### [TO DO]
Between the lines holding "Where is each" and "judgement-value: 合格 bbox=[614, 178, 642, 192]", inclusive, rewrite the data with "method-line" swapped for "test-method" and everything else left unchanged.

### [DATA LINES]

+--

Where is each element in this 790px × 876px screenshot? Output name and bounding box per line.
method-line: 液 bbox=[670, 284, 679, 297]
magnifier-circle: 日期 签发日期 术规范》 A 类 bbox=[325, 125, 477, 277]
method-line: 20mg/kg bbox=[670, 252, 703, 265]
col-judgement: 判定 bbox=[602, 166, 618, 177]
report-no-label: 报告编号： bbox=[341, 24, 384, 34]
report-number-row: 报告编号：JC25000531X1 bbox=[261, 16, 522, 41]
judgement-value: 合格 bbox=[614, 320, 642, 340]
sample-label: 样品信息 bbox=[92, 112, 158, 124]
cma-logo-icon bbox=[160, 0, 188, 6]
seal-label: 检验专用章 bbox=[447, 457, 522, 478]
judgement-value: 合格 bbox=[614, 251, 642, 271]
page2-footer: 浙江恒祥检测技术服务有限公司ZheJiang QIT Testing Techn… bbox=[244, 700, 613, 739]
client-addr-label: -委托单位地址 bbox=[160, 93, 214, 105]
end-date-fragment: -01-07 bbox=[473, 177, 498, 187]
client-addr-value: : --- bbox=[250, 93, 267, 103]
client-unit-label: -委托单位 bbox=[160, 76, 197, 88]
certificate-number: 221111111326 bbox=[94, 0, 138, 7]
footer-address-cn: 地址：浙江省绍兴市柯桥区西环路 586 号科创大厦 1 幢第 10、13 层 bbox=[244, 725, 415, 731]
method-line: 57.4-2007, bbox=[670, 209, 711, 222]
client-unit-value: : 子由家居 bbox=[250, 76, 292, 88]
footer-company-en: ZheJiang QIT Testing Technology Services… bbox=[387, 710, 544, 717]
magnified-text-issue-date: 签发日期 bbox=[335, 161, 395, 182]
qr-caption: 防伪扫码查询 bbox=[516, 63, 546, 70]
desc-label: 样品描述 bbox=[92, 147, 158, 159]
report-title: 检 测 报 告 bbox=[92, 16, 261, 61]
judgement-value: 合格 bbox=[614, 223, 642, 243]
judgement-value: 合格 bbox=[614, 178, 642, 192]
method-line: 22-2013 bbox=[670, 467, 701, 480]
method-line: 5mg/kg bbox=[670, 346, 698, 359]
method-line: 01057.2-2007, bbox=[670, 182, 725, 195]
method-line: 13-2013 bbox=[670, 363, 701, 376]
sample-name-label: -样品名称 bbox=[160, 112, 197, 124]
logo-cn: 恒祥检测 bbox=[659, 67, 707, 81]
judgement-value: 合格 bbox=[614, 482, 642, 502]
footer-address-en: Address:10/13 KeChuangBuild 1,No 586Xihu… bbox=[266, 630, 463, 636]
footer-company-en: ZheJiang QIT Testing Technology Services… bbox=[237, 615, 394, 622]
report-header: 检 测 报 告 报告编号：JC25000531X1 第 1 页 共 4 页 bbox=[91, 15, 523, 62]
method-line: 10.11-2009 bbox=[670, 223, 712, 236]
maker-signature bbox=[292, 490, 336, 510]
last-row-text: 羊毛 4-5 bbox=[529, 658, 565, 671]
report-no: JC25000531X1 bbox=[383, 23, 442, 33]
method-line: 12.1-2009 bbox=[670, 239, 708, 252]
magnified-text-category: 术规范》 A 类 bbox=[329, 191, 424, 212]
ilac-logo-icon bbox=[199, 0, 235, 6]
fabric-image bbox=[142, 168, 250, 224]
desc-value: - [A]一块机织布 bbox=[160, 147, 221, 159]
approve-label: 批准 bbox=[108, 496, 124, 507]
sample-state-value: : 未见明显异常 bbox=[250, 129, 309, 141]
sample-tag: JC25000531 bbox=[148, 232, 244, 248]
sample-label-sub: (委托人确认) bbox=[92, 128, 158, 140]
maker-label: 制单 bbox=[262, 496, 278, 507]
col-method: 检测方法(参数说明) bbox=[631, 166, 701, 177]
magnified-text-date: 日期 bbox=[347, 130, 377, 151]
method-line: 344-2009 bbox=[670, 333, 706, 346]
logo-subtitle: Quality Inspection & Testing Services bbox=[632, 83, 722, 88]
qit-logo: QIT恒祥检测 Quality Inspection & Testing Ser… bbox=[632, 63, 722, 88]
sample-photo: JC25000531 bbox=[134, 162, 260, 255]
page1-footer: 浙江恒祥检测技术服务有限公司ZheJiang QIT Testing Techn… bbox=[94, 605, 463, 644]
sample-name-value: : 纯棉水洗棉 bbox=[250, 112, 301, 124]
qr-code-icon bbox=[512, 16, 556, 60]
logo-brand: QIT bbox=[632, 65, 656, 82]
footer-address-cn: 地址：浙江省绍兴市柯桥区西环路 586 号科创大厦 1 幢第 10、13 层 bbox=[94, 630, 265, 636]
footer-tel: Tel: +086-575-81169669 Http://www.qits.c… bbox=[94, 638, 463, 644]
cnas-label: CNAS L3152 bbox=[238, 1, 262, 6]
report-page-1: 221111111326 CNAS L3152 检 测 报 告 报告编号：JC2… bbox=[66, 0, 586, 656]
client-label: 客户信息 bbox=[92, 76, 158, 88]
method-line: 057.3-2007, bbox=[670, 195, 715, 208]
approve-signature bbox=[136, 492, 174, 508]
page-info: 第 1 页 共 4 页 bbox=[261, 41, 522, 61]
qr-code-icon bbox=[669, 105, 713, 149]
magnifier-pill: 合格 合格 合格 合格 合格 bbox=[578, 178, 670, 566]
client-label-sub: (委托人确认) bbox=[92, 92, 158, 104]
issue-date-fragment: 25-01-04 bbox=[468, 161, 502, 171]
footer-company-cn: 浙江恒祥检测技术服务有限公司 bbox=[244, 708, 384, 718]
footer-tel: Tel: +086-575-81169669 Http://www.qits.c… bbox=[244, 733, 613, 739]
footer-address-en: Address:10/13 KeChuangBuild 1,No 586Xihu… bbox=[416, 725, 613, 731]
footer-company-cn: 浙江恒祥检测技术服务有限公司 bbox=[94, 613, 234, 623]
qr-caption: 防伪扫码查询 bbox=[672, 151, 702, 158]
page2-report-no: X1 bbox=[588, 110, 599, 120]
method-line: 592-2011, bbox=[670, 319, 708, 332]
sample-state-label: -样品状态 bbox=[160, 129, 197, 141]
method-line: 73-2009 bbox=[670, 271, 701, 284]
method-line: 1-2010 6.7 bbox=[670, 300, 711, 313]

+--

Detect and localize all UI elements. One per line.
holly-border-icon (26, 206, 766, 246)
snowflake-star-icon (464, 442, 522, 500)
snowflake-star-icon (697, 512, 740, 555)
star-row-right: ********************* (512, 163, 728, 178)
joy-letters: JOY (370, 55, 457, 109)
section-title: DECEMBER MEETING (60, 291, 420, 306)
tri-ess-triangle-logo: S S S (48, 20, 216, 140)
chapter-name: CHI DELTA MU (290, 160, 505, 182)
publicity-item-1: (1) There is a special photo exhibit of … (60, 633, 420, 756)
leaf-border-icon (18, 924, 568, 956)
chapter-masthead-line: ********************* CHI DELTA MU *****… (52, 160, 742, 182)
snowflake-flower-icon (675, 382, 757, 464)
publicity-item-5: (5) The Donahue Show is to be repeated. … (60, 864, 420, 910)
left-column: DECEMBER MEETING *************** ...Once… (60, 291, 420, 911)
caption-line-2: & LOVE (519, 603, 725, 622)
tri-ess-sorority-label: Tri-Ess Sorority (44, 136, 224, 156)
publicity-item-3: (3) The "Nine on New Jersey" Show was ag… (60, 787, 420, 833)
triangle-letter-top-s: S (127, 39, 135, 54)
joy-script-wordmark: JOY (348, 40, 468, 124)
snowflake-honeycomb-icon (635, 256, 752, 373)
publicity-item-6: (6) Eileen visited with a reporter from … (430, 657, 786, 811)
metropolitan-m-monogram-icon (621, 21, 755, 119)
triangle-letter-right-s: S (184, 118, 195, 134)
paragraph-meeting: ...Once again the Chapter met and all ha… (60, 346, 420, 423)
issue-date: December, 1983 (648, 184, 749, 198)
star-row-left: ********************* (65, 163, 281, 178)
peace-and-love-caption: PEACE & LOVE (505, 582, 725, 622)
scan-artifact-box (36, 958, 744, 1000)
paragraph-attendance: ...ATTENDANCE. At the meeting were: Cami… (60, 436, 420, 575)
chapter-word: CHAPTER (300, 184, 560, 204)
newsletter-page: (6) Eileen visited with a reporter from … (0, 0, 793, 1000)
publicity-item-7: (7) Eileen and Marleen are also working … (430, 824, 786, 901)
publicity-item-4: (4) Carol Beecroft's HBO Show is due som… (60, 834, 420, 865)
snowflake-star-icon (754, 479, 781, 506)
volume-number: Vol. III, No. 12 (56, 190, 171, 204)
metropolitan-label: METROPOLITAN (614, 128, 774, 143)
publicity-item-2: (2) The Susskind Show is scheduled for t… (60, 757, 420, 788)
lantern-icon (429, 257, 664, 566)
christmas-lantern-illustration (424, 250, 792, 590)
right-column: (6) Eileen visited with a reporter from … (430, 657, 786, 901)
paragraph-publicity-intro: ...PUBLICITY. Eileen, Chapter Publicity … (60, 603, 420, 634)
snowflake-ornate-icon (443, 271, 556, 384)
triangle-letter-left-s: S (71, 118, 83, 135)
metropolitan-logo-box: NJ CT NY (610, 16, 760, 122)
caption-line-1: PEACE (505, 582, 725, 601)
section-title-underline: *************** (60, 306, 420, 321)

+--

### [TASK SOLUTION]
Where is each element in this 790px × 876px screenshot? Output name and bounding box per line.
test-method: 液 bbox=[670, 284, 679, 297]
magnifier-circle: 日期 签发日期 术规范》 A 类 bbox=[325, 125, 477, 277]
test-method: 20mg/kg bbox=[670, 252, 703, 265]
col-judgement: 判定 bbox=[602, 166, 618, 177]
report-no-label: 报告编号： bbox=[341, 24, 384, 34]
report-number-row: 报告编号：JC25000531X1 bbox=[261, 16, 522, 41]
judgement-value: 合格 bbox=[614, 320, 642, 340]
sample-label: 样品信息 bbox=[92, 112, 158, 124]
cma-logo-icon bbox=[160, 0, 188, 6]
seal-label: 检验专用章 bbox=[447, 457, 522, 478]
judgement-value: 合格 bbox=[614, 251, 642, 271]
page2-footer: 浙江恒祥检测技术服务有限公司ZheJiang QIT Testing Techn… bbox=[244, 700, 613, 739]
client-addr-label: -委托单位地址 bbox=[160, 93, 214, 105]
end-date-fragment: -01-07 bbox=[473, 177, 498, 187]
client-addr-value: : --- bbox=[250, 93, 267, 103]
client-unit-label: -委托单位 bbox=[160, 76, 197, 88]
certificate-number: 221111111326 bbox=[94, 0, 138, 7]
footer-address-cn: 地址：浙江省绍兴市柯桥区西环路 586 号科创大厦 1 幢第 10、13 层 bbox=[244, 725, 415, 731]
test-method: 57.4-2007, bbox=[670, 209, 711, 222]
client-unit-value: : 子由家居 bbox=[250, 76, 292, 88]
footer-company-en: ZheJiang QIT Testing Technology Services… bbox=[387, 710, 544, 717]
magnified-text-issue-date: 签发日期 bbox=[335, 161, 395, 182]
qr-caption: 防伪扫码查询 bbox=[516, 63, 546, 70]
desc-label: 样品描述 bbox=[92, 147, 158, 159]
report-title: 检 测 报 告 bbox=[92, 16, 261, 61]
judgement-value: 合格 bbox=[614, 223, 642, 243]
judgement-value: 合格 bbox=[614, 178, 642, 192]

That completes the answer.